Problem to work on: Copy all lines that contain the word "background".
# Start of Material shown
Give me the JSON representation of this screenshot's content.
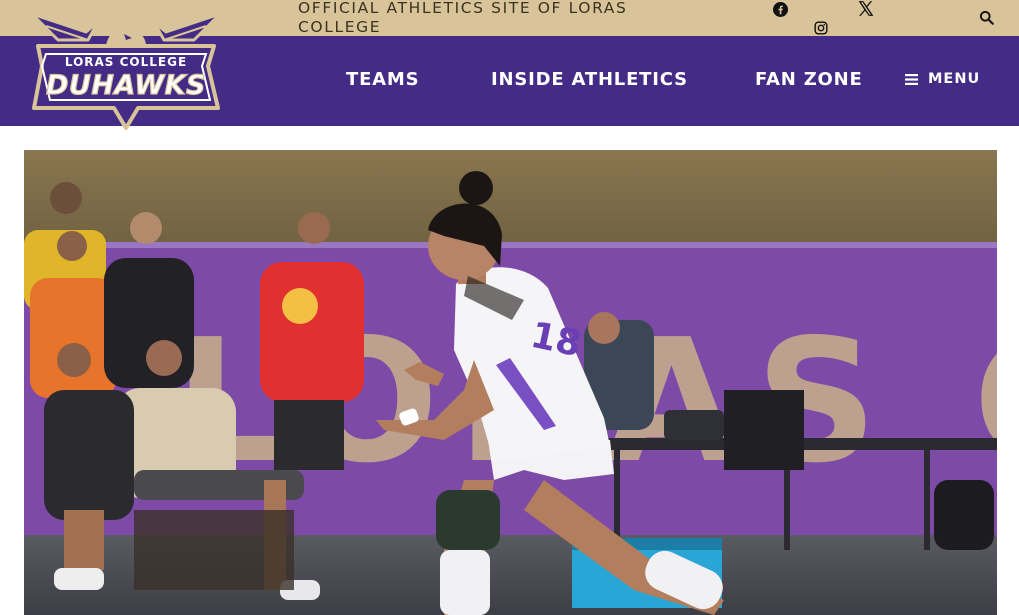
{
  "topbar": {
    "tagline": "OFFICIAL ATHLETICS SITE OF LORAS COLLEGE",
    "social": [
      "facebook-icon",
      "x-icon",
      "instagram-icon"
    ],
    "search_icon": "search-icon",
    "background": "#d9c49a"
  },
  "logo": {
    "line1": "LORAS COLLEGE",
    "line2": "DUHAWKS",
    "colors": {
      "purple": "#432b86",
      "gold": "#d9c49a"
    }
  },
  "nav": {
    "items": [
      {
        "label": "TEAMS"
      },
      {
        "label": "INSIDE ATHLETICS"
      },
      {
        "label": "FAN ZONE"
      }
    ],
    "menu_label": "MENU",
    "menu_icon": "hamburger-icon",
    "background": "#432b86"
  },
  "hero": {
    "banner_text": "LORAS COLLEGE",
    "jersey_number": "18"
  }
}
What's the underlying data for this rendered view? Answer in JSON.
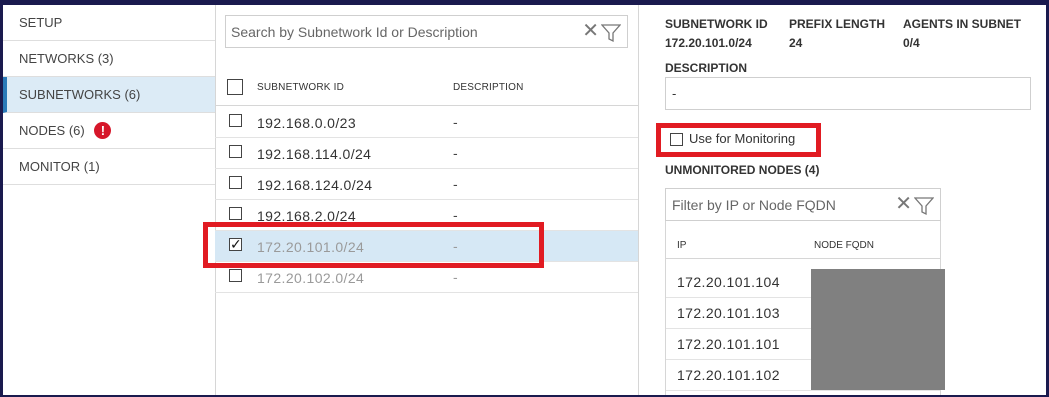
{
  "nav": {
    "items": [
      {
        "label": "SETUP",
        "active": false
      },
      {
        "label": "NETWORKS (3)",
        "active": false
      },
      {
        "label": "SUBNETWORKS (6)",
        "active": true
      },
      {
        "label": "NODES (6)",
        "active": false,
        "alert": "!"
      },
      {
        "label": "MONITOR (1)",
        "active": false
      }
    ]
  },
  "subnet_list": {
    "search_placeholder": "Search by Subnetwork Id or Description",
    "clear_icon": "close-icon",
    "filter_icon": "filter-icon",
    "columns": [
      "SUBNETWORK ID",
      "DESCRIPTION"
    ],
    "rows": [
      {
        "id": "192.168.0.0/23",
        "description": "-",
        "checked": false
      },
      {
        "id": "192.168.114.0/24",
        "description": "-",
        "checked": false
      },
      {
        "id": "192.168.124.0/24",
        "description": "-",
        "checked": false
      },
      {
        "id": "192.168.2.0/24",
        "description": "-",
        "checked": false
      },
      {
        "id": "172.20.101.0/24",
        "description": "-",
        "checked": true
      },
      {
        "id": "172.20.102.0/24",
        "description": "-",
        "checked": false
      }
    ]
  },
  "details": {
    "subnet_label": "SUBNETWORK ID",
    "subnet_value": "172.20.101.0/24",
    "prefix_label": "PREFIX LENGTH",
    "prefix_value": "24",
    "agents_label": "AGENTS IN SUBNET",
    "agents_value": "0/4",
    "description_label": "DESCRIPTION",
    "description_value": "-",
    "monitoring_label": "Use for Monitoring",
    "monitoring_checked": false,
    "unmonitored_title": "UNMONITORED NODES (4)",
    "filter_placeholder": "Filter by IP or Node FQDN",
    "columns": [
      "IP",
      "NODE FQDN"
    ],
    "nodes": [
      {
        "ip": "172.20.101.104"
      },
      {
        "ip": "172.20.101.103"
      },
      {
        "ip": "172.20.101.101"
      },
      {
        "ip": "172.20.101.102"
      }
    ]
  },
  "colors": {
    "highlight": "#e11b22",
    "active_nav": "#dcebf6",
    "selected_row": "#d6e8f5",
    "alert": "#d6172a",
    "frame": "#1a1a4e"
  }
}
# End of Material shown
# Start of Material shown
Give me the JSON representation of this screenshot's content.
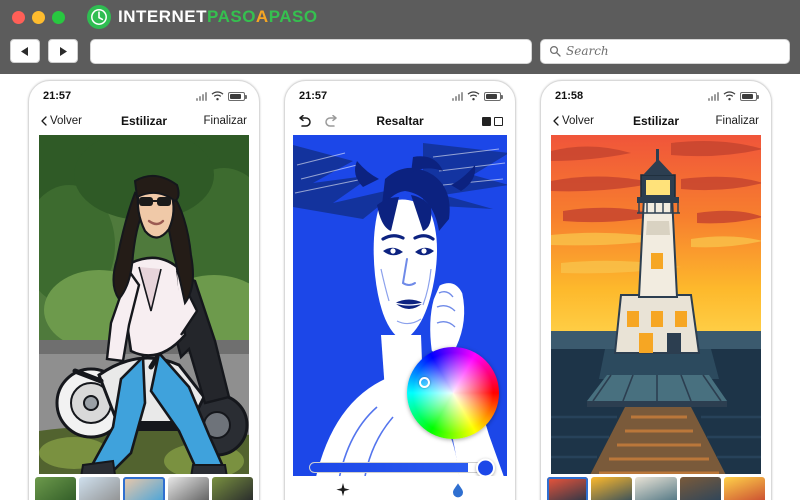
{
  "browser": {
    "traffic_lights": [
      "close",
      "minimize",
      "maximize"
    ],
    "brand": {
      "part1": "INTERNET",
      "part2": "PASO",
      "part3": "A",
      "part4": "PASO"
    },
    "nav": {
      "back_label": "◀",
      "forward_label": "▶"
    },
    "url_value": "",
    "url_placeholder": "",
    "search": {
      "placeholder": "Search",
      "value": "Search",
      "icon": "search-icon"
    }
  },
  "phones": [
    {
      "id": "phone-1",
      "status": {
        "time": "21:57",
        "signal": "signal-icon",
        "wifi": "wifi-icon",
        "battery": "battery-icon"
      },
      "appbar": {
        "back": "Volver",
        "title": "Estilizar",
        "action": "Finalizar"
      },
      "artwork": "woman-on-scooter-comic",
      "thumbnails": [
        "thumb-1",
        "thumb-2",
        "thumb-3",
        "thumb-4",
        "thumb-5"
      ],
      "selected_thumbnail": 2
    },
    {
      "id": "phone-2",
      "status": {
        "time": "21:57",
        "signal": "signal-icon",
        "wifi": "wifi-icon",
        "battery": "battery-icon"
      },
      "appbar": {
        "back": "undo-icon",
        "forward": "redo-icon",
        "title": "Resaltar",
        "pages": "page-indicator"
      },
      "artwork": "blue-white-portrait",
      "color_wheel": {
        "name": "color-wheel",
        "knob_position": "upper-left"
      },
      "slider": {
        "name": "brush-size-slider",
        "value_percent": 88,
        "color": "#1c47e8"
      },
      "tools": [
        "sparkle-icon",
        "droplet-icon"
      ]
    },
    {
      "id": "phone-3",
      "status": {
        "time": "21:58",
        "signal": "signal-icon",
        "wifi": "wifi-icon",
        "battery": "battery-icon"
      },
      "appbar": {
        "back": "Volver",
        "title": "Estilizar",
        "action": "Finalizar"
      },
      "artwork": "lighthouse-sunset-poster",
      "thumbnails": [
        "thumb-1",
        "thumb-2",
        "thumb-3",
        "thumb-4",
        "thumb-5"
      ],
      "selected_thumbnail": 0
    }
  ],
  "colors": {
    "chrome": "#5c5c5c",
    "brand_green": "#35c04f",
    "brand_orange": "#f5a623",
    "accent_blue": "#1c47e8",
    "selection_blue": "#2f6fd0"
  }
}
# End of Material shown
Answer to the exercise:
    "background": "#d9c49a"
    "background": "#432b86"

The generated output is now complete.